● **EXERCISE DESCRIPTION**: Extract every record, keeping each one exactly as it is.

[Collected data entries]
>> begin

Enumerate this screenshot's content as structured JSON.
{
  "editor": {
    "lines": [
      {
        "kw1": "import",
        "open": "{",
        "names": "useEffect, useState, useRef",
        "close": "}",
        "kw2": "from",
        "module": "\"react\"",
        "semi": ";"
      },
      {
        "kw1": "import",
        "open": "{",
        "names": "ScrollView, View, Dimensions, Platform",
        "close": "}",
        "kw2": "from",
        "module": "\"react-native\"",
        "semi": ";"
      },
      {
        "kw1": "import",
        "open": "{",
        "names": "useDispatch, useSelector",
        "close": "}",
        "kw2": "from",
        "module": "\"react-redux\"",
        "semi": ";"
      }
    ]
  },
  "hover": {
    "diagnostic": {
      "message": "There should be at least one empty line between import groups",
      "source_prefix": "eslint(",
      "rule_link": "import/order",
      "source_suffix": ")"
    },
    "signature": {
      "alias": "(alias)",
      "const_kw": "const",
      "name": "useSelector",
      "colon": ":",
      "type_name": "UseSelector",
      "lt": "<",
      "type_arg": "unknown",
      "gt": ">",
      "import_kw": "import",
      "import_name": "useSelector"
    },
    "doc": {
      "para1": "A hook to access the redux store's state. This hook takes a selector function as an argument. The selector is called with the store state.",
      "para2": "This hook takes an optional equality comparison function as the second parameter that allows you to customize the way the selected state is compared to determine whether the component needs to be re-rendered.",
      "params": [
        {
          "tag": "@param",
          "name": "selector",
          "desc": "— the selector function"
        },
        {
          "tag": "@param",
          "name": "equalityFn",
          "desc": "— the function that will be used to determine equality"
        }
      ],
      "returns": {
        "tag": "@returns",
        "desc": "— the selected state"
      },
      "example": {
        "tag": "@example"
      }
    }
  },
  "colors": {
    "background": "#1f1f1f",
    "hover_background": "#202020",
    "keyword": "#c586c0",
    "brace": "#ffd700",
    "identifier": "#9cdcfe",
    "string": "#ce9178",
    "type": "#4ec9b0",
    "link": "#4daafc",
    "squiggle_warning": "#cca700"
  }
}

>> end

● **REPLY TO THE TASK**:
Enumerate this screenshot's content as structured JSON.
{
  "editor": {
    "lines": [
      {
        "kw1": "import",
        "open": "{",
        "names": "useEffect, useState, useRef",
        "close": "}",
        "kw2": "from",
        "module": "\"react\"",
        "semi": ";"
      },
      {
        "kw1": "import",
        "open": "{",
        "names": "ScrollView, View, Dimensions, Platform",
        "close": "}",
        "kw2": "from",
        "module": "\"react-native\"",
        "semi": ";"
      },
      {
        "kw1": "import",
        "open": "{",
        "names": "useDispatch, useSelector",
        "close": "}",
        "kw2": "from",
        "module": "\"react-redux\"",
        "semi": ";"
      }
    ]
  },
  "hover": {
    "diagnostic": {
      "message": "There should be at least one empty line between import groups",
      "source_prefix": "eslint(",
      "rule_link": "import/order",
      "source_suffix": ")"
    },
    "signature": {
      "alias": "(alias)",
      "const_kw": "const",
      "name": "useSelector",
      "colon": ":",
      "type_name": "UseSelector",
      "lt": "<",
      "type_arg": "unknown",
      "gt": ">",
      "import_kw": "import",
      "import_name": "useSelector"
    },
    "doc": {
      "para1": "A hook to access the redux store's state. This hook takes a selector function as an argument. The selector is called with the store state.",
      "para2": "This hook takes an optional equality comparison function as the second parameter that allows you to customize the way the selected state is compared to determine whether the component needs to be re-rendered.",
      "params": [
        {
          "tag": "@param",
          "name": "selector",
          "desc": "— the selector function"
        },
        {
          "tag": "@param",
          "name": "equalityFn",
          "desc": "— the function that will be used to determine equality"
        }
      ],
      "returns": {
        "tag": "@returns",
        "desc": "— the selected state"
      },
      "example": {
        "tag": "@example"
      }
    }
  },
  "colors": {
    "background": "#1f1f1f",
    "hover_background": "#202020",
    "keyword": "#c586c0",
    "brace": "#ffd700",
    "identifier": "#9cdcfe",
    "string": "#ce9178",
    "type": "#4ec9b0",
    "link": "#4daafc",
    "squiggle_warning": "#cca700"
  }
}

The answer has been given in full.